## [What is asked]
Tally the lines below that contain the word "ylabel", and give only that number.

start Record list

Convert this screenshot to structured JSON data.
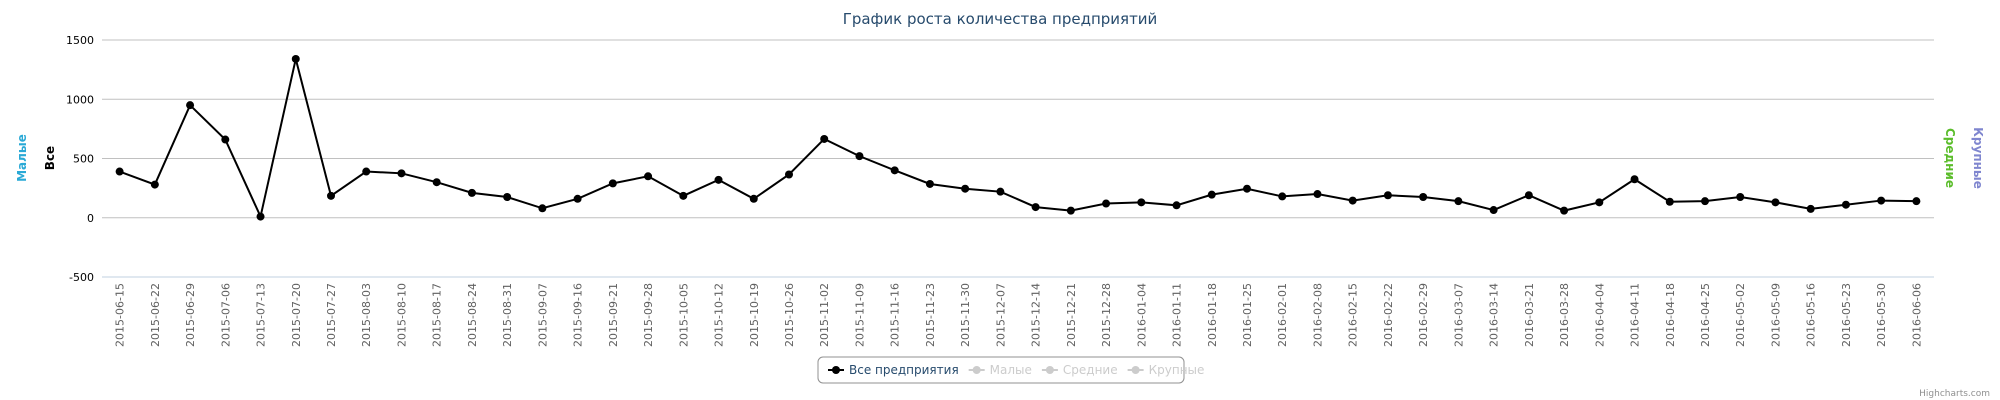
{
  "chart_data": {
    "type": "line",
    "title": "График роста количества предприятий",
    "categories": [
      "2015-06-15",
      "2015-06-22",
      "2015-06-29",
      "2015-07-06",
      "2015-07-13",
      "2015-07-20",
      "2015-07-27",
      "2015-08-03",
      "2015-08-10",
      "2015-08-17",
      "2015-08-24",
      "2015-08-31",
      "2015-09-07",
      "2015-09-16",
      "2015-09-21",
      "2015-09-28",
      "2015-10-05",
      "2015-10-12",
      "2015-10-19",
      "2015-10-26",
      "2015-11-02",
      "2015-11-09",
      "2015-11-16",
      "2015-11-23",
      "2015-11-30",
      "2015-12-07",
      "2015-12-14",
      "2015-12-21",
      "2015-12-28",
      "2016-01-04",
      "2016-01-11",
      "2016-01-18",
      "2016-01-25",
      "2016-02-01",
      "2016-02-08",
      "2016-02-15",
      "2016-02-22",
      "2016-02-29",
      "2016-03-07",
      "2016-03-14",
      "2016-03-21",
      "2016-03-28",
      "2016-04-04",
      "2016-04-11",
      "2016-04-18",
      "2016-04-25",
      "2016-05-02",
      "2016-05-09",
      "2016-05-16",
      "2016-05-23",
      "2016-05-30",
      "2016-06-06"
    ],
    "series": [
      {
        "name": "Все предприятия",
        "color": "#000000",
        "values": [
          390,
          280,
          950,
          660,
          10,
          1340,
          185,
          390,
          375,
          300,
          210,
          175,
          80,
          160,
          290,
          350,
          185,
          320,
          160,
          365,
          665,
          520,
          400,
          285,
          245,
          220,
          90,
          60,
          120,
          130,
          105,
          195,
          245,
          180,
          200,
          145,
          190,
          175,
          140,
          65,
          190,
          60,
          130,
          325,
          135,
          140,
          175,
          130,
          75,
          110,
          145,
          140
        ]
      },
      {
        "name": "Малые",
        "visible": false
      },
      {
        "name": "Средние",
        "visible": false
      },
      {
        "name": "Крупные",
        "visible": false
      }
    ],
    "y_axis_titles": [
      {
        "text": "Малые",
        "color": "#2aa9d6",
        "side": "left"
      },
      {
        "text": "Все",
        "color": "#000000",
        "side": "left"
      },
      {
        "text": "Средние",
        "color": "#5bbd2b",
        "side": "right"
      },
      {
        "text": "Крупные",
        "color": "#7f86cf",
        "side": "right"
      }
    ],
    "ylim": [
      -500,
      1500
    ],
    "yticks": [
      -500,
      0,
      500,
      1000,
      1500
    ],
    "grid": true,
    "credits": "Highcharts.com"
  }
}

end Record list
start Record list

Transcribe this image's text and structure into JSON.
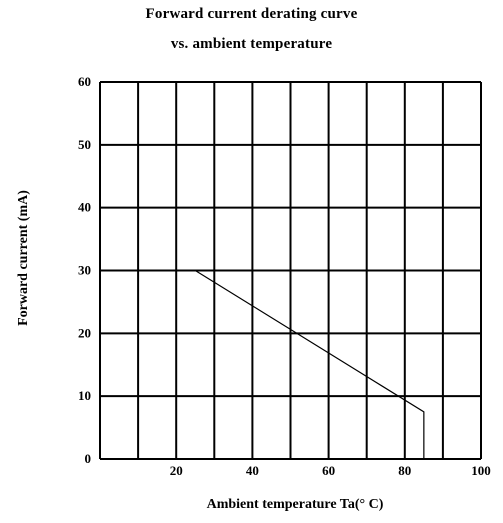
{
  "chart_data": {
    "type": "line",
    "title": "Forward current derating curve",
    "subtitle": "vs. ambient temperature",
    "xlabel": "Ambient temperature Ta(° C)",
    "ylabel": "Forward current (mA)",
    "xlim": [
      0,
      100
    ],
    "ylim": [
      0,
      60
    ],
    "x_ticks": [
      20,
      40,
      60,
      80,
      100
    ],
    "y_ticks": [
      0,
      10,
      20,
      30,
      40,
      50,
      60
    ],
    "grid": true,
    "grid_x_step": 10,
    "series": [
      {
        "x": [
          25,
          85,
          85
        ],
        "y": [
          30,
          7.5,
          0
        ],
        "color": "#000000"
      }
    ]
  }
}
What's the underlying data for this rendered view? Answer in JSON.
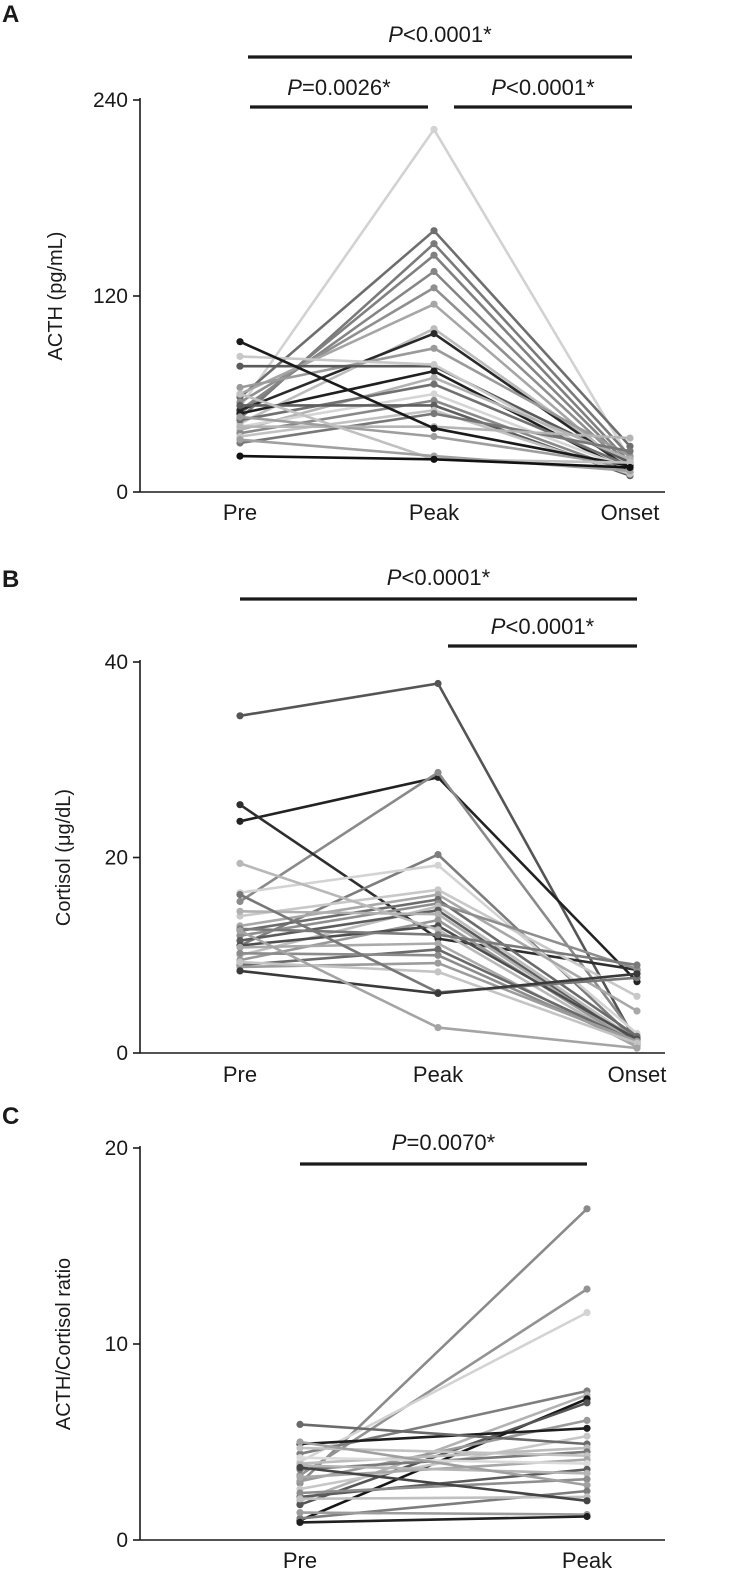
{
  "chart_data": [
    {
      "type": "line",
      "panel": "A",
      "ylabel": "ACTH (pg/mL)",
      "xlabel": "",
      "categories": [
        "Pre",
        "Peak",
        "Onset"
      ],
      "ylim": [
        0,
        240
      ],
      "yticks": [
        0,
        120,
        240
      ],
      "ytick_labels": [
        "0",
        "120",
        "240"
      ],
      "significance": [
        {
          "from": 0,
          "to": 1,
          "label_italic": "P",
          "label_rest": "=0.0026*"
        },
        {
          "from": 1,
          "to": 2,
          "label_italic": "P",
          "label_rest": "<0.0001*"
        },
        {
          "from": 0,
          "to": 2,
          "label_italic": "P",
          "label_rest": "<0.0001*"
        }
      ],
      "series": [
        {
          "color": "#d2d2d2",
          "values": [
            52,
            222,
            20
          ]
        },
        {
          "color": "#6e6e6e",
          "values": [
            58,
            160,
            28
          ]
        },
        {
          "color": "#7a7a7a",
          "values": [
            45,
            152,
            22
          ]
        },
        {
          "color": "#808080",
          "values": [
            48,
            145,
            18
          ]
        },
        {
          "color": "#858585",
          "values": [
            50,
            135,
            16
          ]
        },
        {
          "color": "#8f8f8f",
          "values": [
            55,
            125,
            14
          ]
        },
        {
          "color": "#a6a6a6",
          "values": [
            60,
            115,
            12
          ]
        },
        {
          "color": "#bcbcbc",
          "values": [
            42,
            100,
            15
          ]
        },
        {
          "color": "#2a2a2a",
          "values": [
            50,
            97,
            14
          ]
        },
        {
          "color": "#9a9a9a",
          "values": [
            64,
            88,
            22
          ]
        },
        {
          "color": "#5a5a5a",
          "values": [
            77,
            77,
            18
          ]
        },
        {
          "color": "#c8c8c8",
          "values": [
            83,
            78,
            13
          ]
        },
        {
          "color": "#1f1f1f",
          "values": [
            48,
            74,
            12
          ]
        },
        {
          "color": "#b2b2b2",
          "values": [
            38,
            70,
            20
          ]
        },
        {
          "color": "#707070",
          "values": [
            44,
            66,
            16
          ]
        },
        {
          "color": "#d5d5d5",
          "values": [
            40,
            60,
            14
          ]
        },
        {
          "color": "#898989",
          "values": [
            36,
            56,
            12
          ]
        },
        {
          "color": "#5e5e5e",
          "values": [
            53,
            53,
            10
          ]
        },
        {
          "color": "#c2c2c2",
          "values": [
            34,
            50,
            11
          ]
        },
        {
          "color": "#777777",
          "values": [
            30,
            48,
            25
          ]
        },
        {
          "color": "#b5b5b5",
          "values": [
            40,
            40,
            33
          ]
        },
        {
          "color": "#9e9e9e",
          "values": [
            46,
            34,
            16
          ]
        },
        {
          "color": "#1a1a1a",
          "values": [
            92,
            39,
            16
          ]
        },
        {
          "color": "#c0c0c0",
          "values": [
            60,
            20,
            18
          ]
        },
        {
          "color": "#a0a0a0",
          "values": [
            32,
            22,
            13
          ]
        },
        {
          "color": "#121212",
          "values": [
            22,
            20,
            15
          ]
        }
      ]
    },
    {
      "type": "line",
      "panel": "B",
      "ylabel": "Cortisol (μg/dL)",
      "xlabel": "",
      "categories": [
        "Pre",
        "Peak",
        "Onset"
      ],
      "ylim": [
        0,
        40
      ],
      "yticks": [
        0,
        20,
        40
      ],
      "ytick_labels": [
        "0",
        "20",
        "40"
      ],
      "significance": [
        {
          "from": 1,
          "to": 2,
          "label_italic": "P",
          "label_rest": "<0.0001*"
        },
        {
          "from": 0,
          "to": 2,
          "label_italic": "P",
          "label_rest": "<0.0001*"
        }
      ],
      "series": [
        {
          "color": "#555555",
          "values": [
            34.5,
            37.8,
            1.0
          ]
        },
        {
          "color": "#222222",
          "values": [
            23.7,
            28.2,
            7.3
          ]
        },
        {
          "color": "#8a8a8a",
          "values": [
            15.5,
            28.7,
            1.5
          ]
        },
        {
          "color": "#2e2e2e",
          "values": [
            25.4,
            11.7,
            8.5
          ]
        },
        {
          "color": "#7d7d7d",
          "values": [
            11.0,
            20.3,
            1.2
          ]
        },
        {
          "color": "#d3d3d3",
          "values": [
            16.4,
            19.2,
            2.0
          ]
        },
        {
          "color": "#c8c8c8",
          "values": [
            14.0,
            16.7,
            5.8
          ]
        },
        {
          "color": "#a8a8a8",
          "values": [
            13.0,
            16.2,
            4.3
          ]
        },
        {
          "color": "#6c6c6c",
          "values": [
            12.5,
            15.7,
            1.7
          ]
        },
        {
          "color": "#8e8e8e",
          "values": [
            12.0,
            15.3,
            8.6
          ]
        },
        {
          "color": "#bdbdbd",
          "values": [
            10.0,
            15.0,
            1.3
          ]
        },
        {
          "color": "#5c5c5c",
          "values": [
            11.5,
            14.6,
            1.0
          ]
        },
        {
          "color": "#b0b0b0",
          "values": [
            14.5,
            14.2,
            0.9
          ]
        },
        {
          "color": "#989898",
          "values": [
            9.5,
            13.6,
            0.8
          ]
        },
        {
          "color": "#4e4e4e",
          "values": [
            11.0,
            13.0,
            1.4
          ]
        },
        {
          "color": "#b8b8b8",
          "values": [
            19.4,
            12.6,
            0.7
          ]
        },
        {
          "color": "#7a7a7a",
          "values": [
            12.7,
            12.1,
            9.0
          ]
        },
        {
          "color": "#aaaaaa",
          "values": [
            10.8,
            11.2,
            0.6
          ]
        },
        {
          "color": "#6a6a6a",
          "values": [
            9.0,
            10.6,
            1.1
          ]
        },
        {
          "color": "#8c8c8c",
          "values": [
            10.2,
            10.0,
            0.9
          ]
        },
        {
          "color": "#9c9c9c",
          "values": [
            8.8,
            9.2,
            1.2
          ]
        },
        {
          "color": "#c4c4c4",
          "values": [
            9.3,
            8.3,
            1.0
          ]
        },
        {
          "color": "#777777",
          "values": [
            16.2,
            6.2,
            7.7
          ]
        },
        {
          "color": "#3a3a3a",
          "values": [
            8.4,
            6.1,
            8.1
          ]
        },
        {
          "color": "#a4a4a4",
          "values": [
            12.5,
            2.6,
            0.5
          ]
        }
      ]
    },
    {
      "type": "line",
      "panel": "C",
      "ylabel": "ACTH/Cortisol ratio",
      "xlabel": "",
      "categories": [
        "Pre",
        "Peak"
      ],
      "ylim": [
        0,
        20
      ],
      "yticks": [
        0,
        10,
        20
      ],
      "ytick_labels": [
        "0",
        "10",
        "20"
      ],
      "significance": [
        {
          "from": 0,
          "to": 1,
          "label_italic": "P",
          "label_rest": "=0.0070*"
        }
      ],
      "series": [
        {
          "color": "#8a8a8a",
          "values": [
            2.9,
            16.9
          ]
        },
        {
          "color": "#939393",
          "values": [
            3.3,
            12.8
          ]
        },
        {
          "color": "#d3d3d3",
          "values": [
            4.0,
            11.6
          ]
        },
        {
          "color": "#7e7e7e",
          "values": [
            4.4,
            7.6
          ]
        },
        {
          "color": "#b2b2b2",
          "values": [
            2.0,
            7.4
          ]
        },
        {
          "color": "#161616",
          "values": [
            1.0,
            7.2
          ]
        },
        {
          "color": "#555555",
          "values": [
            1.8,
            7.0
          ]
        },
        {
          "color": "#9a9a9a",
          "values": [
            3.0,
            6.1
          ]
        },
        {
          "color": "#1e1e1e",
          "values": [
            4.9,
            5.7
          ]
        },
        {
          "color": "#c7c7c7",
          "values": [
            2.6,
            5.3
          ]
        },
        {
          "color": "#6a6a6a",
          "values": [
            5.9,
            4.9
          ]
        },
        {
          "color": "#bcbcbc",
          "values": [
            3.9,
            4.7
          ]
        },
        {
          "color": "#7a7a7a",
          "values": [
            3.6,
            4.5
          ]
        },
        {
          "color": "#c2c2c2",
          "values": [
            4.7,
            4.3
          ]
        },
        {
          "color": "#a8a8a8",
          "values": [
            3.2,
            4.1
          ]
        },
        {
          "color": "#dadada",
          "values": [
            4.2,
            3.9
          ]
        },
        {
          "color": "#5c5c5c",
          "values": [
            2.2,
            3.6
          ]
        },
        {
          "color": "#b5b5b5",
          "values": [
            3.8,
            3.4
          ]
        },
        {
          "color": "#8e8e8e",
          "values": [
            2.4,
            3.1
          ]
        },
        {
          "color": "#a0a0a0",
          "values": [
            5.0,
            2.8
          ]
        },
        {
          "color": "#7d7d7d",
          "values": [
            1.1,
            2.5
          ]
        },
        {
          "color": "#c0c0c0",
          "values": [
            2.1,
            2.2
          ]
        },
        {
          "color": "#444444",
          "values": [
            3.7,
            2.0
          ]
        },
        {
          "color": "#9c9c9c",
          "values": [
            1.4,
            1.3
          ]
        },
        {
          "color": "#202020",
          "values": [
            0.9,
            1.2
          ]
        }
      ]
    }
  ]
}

end Record list

## [Output]
4